---- Source passage
Newsflash Archives > The Pope's Easter Message
Urbi et Orbi ("to the City [of Rome] and to the World") was a standard opening of Roman proclamations. The term is now used to denote a papal address and Apostolic Blessing that is addressed to the City of Rome and to the entire world.
The blessing takes place at each Easter and Christmas celebration in Rome from the central loggia of St. Peter's Basilica. Part of the urbi et orbi blessing is the remission of all temporal punishment due to sin through a plenary indulgence attached to the Papal blessing.
The blessings at Christmas and Easter are broadcast throughout the world by the European Broadcasting Union. The remission and forgiveness of sins is not only granted to the people in St. Peter's Square but also to Catholics watching the ceremony on television and listening on radio. [See correction. - the Editor] Before this blessing the Pope gives an address to the crowd and to the world, with seasonal greetings in many of the major world languages.
Urbi et orbi is also used at St. Peter's at the Papal inauguration and, on very rare occasions, as the blessing of pilgrims and during the Holy Year (Jubilee).
The main phrase of the blessing ends: "Et benedictio Dei omnipotentis, Patris et Filii et Spiritus Sancti descendat super vos et maneat semper" ("And may the blessing of Almighty God, the Father, the Son and the Holy Spirit, descend on you and remain with you always".)
The Pope's message for Easter issues a call for all believers to join with Christ and affirm Christ's Easter Sunday victory over death by taking up his weapons: justice and truth, mercy, forgiveness and love
by Pope Benedict XVI
VATICAN CITY — Here is the Vatican’s English translation of Pope Benedict XVI’s message “urbi et orbi” (to the city and to the world) for April 12, 2009, Easter Sunday.
(Photo: Pope Benedict XVI delivers his Easter blessing "urbi et orbi" overlooking St. Peter's Square at the Vatican. In his message he called for renewed efforts to bring about peace in the Israeli-Palestinian conflict. CNS photo/Tony Gentile, Reuters)
Dear Brothers and Sisters in Rome and throughout the world,
From the depths of my heart, I wish all of you a blessed Easter. To quote Saint Augustine, “Resurrectio Domini, spes nostra — the resurrection of the Lord is our hope” (Sermon 261:1).
With these words, the great Bishop explained to the faithful that Jesus rose again so that we, though destined to die, should not despair, worrying that with death life is completely finished; Christ is risen to give us hope (cf. ibid.).
Indeed, one of the questions that most preoccupies men and women is this: what is there after death?
--------
◆ **Tasks to perform**
**a.** From the Easter message article, copy the passage starting at "The blessing takes" and ending at "the Papal blessing.".
**b.** Continue the Easter message article from its last sentence.
---- Excerpted records
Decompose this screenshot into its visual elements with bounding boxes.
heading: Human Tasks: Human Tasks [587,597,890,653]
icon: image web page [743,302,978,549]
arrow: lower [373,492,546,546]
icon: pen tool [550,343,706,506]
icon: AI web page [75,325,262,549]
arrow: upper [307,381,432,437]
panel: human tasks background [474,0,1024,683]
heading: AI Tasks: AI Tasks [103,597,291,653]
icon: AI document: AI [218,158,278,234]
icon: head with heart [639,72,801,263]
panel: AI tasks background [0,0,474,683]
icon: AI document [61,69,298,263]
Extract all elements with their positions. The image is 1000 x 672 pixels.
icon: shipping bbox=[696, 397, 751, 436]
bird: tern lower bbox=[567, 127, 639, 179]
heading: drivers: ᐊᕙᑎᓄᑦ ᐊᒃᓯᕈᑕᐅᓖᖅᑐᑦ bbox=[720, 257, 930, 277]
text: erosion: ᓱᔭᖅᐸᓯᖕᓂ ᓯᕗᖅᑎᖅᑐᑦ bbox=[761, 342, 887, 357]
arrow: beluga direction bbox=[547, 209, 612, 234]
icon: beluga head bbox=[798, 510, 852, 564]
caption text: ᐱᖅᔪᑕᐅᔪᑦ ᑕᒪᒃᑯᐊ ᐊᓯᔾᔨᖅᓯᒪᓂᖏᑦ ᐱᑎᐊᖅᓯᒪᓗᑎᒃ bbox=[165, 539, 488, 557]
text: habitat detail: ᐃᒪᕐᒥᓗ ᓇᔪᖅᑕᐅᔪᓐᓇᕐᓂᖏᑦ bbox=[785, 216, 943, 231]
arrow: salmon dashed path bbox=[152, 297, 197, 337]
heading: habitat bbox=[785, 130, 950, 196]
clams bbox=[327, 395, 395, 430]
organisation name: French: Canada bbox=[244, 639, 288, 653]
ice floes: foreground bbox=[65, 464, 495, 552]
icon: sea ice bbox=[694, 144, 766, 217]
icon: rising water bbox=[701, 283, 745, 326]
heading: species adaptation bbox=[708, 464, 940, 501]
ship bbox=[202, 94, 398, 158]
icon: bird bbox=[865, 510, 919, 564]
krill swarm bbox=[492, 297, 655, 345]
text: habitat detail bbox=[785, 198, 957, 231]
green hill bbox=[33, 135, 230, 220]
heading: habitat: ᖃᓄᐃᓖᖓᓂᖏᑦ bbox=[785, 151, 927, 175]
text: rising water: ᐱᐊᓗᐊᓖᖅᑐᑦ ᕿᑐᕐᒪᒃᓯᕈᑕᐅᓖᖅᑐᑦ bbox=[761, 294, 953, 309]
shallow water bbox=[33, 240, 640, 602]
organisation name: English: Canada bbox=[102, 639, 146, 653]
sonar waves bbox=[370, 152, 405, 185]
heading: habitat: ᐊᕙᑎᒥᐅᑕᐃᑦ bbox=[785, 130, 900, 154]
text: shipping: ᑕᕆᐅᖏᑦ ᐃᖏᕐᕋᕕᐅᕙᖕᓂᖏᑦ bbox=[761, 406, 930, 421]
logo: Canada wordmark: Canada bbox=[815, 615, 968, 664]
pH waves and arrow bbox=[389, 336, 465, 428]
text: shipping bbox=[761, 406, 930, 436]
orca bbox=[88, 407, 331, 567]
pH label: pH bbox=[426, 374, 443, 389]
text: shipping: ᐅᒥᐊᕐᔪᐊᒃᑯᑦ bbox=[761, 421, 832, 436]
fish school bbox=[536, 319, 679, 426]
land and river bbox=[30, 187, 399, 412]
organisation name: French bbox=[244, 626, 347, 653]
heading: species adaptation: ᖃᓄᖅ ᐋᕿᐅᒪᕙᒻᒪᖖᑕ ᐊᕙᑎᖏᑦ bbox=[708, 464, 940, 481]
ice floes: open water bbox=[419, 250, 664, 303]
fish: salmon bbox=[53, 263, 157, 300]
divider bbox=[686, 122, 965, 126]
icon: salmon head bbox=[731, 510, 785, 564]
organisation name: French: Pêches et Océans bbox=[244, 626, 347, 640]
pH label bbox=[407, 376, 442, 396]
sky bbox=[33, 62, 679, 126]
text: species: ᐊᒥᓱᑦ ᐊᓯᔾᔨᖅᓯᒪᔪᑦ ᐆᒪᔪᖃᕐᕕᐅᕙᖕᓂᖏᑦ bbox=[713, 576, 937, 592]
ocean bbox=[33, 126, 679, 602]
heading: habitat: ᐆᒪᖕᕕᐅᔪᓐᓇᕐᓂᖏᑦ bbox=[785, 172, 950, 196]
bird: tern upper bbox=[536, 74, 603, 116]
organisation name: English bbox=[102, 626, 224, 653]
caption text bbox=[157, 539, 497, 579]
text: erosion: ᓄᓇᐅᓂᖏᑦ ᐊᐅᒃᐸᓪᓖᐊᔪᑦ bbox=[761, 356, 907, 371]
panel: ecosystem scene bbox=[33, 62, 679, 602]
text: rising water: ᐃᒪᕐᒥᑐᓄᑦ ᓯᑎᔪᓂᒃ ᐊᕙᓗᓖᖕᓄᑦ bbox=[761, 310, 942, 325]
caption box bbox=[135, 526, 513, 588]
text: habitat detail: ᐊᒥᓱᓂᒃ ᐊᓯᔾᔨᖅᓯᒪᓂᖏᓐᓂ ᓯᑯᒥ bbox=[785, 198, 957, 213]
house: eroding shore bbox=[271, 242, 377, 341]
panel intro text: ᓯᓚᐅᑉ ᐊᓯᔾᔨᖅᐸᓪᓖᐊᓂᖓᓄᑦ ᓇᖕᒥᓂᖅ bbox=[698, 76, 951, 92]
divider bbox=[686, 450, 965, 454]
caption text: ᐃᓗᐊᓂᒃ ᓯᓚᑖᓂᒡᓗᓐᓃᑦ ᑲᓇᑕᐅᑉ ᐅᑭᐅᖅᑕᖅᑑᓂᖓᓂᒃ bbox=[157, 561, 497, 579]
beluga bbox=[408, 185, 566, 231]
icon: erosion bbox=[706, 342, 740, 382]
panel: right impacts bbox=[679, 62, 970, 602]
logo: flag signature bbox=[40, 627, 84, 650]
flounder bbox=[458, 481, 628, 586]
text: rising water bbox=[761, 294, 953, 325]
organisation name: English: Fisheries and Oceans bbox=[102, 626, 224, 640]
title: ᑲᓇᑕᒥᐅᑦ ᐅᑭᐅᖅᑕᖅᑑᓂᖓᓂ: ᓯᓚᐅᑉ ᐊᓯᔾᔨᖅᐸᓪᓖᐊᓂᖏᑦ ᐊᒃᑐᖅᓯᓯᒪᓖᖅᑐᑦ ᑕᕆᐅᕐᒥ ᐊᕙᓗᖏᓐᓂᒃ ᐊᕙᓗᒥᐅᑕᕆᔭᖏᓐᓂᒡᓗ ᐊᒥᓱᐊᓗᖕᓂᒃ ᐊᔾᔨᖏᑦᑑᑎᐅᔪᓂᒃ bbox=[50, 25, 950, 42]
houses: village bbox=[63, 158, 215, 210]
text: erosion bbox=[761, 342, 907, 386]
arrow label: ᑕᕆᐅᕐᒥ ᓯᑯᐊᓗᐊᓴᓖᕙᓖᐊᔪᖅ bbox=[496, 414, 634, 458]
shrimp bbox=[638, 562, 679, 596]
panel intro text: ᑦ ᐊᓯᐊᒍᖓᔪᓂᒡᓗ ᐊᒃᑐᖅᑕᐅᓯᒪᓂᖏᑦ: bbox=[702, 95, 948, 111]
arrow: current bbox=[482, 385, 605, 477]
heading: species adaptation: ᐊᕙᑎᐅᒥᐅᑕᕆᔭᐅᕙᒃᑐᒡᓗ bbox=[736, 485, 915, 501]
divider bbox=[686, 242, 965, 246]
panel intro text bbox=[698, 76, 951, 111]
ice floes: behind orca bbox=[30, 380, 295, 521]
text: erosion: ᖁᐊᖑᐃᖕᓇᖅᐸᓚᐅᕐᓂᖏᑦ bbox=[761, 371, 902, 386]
--------
◆ **Results of the exercise**
**a.**
The blessing takes place at each Easter and Christmas celebration in Rome from the central loggia of St. Peter's Basilica. Part of the urbi et orbi blessing is the remission of all temporal punishment due to sin through a plenary indulgence attached to the Papal blessing.

**b.**
To this mystery today’s solemnity allows us to respond that death does not have the last word, because Life will be victorious at the end.
This certainty of ours is based not on simple human reasoning, but on a historical fact of faith: Jesus Christ, crucified and buried, is risen with his glorified body. Jesus is risen so that we too, believing in him, may have eternal life.
This proclamation is at the heart of the Gospel message. As Saint Paul vigorously declares: “If Christ has not been raised, our preaching is in vain and your faith is in vain.” He goes on to say: “If for this life only we have hoped in Christ, we are of all men most to be pitied” (1 Cor 15:14,19).
Ever since the dawn of Easter a new Spring of hope has filled the world; from that day forward our resurrection has begun, because Easter does not simply signal a moment in history, but the beginning of a new condition: Jesus is risen not because his memory remains alive in the hearts of his disciples, but because he himself lives in us, and in him we can already savour the joy of eternal life.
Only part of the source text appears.